§ **GIVEN PROBLEM**:
Reproduce the listing exactly, with no pictures in your copy.

———

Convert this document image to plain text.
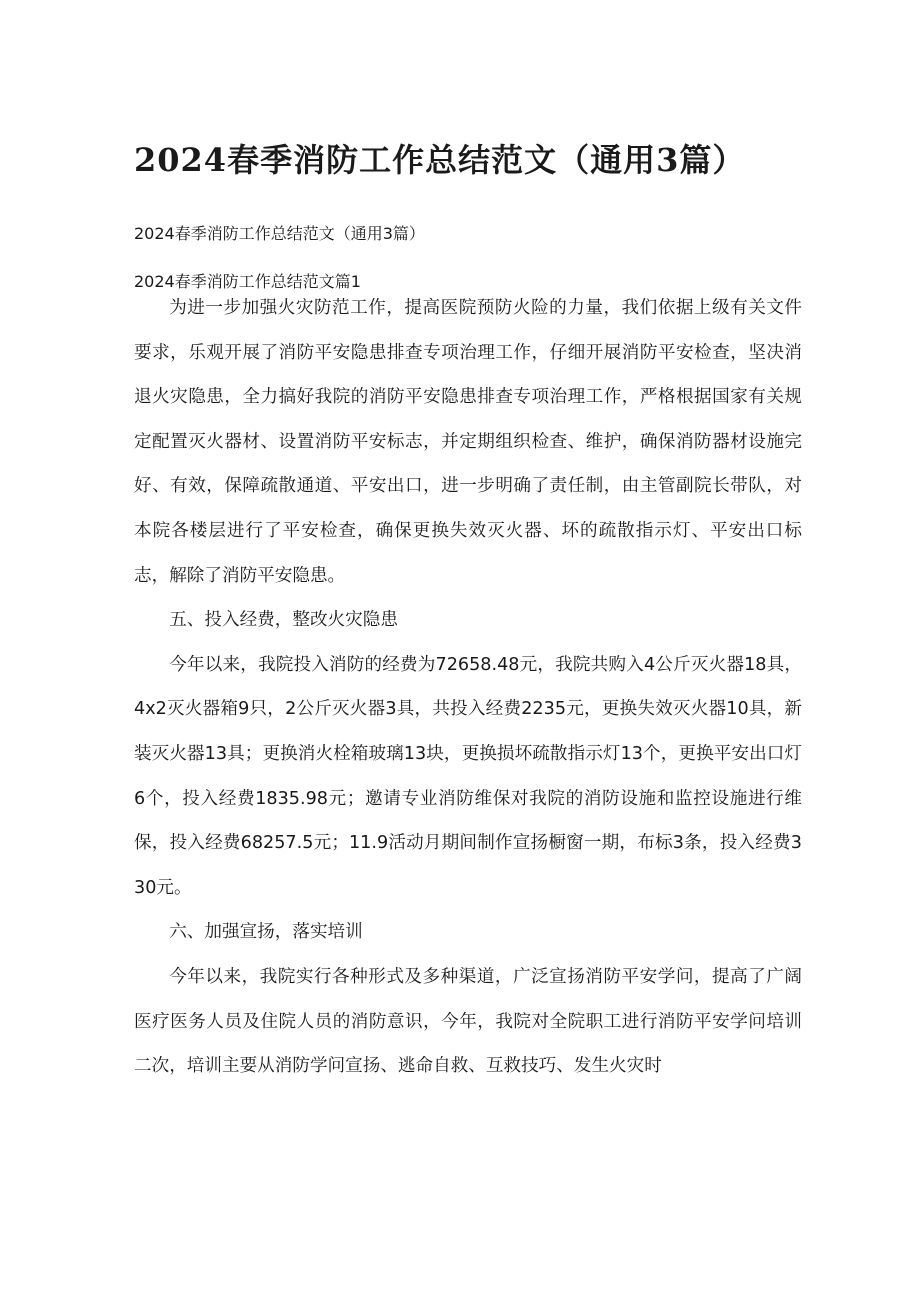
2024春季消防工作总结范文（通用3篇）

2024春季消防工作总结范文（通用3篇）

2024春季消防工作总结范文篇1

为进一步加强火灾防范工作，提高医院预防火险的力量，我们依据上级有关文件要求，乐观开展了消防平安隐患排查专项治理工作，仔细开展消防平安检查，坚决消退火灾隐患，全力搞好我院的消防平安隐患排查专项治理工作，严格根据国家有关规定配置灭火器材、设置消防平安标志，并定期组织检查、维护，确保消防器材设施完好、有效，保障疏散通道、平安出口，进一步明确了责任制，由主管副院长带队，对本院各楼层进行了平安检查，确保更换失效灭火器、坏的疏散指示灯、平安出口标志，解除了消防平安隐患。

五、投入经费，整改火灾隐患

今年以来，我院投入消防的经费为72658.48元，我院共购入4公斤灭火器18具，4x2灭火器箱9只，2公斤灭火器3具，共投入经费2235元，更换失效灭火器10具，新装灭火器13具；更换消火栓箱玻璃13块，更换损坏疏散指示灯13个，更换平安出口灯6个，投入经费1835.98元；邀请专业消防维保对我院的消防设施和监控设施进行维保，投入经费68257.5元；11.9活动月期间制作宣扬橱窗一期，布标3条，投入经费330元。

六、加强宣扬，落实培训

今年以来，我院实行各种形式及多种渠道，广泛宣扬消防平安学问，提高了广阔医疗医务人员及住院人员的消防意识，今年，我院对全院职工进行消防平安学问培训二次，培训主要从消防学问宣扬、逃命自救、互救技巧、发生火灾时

———

§ **FINISHED EXERCISE**:
Convert this document image to plain text.
2024春季消防工作总结范文（通用3篇）

2024春季消防工作总结范文（通用3篇）

2024春季消防工作总结范文篇1

为进一步加强火灾防范工作，提高医院预防火险的力量，我们依据上级有关文件要求，乐观开展了消防平安隐患排查专项治理工作，仔细开展消防平安检查，坚决消退火灾隐患，全力搞好我院的消防平安隐患排查专项治理工作，严格根据国家有关规定配置灭火器材、设置消防平安标志，并定期组织检查、维护，确保消防器材设施完好、有效，保障疏散通道、平安出口，进一步明确了责任制，由主管副院长带队，对本院各楼层进行了平安检查，确保更换失效灭火器、坏的疏散指示灯、平安出口标志，解除了消防平安隐患。

五、投入经费，整改火灾隐患

今年以来，我院投入消防的经费为72658.48元，我院共购入4公斤灭火器18具，4x2灭火器箱9只，2公斤灭火器3具，共投入经费2235元，更换失效灭火器10具，新装灭火器13具；更换消火栓箱玻璃13块，更换损坏疏散指示灯13个，更换平安出口灯6个，投入经费1835.98元；邀请专业消防维保对我院的消防设施和监控设施进行维保，投入经费68257.5元；11.9活动月期间制作宣扬橱窗一期，布标3条，投入经费330元。

六、加强宣扬，落实培训

今年以来，我院实行各种形式及多种渠道，广泛宣扬消防平安学问，提高了广阔医疗医务人员及住院人员的消防意识，今年，我院对全院职工进行消防平安学问培训二次，培训主要从消防学问宣扬、逃命自救、互救技巧、发生火灾时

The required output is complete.